**TO DO:**
Find and copy every line in the records that includes the string "nsswitch".

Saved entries
━━━━━━━━━━━━━━━━━━━━

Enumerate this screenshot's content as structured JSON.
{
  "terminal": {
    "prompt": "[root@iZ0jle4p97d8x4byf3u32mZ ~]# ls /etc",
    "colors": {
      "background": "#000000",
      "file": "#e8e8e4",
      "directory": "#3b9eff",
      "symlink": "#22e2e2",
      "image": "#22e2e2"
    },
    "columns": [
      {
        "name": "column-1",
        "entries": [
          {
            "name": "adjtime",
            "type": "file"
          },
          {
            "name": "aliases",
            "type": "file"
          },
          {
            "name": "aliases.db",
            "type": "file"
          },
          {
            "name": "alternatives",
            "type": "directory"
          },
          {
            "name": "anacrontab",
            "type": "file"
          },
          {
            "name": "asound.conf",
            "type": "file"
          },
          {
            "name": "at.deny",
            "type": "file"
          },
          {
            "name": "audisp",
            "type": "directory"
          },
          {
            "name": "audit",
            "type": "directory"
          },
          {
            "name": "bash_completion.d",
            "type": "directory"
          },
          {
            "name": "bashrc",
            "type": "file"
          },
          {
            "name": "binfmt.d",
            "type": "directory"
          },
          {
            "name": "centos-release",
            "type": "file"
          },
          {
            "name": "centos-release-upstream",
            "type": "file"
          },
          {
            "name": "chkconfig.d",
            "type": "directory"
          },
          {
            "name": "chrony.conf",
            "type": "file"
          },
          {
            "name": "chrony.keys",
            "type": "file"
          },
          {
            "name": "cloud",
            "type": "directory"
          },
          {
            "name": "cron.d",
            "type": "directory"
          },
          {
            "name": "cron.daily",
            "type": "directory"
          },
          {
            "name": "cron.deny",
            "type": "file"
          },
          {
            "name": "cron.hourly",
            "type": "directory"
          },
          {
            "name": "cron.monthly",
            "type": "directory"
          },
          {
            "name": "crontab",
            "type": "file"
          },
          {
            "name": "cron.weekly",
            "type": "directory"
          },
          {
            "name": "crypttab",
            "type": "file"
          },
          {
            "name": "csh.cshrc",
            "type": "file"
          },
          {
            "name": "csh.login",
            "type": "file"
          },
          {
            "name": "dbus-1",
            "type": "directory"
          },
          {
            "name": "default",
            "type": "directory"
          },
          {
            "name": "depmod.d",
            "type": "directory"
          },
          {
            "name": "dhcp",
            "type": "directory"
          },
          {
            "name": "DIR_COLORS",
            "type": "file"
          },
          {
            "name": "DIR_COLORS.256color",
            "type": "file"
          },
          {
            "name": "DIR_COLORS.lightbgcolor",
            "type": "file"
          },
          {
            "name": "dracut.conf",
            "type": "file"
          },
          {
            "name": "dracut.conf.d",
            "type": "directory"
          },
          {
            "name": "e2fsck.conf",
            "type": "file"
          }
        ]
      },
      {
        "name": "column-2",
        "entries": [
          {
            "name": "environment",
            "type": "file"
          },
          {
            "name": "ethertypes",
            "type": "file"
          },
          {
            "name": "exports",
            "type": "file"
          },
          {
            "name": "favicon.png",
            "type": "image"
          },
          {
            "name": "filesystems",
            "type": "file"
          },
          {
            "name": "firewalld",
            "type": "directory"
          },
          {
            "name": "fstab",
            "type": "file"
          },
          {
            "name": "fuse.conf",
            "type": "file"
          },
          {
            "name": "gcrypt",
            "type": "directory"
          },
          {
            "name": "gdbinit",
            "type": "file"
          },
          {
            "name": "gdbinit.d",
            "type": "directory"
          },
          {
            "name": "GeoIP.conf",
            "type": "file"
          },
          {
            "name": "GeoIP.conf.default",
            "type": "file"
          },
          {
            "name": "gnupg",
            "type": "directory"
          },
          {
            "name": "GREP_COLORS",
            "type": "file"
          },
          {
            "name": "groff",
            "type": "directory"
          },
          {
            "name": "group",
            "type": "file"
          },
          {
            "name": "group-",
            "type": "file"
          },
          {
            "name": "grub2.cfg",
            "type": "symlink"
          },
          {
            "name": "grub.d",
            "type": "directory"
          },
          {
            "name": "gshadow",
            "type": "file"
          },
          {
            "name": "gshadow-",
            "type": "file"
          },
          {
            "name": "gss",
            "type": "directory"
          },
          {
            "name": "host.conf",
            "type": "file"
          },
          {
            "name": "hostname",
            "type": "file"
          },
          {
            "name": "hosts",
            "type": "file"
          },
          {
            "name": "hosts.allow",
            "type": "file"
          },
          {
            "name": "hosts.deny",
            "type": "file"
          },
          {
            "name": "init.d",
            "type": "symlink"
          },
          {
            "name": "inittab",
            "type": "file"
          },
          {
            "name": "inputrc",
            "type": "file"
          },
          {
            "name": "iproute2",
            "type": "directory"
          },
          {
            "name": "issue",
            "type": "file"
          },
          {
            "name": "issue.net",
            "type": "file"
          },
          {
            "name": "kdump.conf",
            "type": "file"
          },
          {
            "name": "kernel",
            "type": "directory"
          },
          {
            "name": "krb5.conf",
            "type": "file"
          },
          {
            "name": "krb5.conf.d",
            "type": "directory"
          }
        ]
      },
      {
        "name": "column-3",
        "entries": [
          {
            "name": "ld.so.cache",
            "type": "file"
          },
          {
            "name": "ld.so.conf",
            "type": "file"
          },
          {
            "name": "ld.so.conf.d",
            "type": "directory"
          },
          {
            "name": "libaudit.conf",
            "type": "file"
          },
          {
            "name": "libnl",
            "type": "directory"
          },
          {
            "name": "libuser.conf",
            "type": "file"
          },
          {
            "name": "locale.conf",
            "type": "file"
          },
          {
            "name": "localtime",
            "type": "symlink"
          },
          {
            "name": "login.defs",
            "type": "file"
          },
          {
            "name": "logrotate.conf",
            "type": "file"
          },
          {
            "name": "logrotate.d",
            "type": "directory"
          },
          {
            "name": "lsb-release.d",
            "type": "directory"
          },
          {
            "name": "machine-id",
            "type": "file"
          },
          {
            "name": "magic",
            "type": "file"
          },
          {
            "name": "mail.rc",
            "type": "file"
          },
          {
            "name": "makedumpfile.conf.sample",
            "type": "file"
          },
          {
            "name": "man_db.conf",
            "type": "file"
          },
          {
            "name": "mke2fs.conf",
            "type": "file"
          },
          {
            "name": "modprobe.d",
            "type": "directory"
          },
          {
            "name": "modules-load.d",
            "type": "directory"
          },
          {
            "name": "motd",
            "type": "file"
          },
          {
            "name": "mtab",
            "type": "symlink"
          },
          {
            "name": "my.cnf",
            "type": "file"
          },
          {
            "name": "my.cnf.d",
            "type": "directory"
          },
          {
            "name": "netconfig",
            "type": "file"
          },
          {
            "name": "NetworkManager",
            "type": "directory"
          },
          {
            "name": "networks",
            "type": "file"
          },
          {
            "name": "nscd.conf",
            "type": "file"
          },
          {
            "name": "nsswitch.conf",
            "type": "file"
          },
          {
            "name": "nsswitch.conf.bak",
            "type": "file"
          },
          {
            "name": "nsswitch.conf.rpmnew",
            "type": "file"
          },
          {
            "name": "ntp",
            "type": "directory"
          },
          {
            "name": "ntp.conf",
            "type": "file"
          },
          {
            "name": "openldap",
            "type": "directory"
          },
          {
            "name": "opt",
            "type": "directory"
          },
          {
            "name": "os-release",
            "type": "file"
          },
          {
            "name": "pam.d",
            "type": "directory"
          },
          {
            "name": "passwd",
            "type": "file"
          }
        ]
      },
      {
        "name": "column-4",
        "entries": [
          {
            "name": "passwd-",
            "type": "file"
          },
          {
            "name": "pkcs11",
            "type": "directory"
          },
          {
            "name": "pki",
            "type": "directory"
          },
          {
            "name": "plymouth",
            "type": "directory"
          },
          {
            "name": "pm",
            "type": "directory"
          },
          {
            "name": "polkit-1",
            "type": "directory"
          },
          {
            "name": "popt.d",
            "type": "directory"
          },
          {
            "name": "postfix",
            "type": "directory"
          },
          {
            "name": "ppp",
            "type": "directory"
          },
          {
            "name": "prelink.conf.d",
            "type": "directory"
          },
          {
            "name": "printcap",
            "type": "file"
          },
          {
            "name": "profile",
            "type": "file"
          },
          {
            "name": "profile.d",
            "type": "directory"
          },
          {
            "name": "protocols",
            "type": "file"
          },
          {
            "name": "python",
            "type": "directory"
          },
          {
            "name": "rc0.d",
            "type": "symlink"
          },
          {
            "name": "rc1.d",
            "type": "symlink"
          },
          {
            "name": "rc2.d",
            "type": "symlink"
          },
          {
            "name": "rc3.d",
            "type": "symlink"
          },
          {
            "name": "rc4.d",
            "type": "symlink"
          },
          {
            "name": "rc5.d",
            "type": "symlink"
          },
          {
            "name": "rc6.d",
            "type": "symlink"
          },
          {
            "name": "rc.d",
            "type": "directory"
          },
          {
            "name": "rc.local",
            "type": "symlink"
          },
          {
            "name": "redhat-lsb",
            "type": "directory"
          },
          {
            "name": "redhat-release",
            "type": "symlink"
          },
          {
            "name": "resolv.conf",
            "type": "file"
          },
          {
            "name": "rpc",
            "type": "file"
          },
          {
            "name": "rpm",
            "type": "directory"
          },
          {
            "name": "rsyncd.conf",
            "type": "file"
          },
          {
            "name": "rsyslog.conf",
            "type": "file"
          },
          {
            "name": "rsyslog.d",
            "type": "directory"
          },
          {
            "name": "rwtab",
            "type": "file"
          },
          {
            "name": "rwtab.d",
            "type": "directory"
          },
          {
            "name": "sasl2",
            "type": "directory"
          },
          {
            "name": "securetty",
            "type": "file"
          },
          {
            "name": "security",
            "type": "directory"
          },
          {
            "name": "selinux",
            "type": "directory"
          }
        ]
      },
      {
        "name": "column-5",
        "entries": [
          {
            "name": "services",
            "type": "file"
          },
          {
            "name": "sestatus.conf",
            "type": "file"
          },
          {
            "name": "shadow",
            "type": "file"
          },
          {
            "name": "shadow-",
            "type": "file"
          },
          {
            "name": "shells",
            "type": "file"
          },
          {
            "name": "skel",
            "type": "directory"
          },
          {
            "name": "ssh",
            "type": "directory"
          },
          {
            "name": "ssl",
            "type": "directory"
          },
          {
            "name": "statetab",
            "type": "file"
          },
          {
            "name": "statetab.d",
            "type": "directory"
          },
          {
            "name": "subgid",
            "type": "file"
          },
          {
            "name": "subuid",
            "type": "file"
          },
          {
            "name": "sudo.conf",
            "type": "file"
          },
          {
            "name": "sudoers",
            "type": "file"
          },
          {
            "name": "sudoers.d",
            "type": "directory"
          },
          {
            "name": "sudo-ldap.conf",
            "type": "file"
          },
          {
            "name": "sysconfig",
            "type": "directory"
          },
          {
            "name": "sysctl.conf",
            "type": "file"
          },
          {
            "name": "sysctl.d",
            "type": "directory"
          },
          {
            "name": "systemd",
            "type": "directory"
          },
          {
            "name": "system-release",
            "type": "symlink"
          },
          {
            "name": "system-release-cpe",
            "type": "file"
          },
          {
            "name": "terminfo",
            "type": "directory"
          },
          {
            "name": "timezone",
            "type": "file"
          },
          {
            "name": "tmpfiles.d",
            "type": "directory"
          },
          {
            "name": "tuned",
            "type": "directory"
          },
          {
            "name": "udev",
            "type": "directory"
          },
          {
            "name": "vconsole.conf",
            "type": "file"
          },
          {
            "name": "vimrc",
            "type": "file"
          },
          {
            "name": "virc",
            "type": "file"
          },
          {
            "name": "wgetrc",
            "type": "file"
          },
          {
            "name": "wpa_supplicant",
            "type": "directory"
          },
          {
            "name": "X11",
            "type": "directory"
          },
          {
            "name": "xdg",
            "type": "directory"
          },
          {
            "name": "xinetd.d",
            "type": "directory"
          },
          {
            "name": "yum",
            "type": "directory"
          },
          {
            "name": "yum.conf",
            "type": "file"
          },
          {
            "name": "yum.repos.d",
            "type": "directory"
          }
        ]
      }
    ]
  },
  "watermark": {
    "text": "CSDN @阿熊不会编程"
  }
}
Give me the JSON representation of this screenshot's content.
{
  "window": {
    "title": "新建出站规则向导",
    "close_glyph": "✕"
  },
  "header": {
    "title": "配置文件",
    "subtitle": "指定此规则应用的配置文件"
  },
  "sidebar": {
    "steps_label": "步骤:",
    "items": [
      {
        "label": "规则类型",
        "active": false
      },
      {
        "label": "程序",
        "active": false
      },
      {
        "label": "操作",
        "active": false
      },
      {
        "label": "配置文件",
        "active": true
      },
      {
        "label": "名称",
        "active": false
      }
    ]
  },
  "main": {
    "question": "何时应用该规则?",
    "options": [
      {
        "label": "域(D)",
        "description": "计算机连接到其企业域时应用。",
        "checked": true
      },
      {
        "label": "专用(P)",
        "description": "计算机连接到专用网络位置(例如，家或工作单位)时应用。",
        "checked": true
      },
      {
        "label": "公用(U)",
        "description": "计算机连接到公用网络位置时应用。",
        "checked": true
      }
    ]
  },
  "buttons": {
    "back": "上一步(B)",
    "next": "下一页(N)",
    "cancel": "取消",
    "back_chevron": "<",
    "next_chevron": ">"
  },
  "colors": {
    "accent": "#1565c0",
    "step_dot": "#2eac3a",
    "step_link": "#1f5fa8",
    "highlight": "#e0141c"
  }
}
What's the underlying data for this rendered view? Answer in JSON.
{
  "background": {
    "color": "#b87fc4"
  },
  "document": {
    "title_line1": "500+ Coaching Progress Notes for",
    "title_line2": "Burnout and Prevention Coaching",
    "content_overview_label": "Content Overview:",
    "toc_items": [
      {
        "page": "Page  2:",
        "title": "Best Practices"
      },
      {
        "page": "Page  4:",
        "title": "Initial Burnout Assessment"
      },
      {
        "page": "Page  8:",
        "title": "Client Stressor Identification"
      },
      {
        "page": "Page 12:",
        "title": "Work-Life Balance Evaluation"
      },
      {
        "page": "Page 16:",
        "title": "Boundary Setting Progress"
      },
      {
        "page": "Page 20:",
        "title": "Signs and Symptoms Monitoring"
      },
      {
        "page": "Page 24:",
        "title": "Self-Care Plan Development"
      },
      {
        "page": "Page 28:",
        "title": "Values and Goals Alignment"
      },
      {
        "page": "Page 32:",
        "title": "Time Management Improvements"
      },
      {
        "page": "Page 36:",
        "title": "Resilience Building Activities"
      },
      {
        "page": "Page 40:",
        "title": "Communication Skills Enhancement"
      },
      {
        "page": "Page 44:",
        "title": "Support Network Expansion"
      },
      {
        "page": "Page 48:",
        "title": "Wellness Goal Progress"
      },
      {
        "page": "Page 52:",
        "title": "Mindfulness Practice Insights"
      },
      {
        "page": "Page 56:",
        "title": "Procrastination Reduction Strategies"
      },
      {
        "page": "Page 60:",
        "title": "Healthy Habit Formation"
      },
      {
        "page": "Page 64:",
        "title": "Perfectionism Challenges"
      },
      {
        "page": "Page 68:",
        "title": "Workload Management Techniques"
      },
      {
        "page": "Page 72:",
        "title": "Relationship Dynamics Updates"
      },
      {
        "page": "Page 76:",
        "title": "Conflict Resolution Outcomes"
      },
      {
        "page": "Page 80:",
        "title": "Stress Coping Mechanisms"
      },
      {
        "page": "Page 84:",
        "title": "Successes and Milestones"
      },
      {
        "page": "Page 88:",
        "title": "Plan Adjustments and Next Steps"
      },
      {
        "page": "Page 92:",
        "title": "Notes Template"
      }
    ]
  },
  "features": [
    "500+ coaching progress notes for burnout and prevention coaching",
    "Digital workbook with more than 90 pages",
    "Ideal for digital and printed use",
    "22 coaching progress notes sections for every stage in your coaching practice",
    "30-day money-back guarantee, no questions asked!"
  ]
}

━━━━━━━━━━━━━━━━━━━━

**RESPONSE TO THIS EXERCISE:**
            "name": "nsswitch.conf",
            "name": "nsswitch.conf.bak",
            "name": "nsswitch.conf.rpmnew",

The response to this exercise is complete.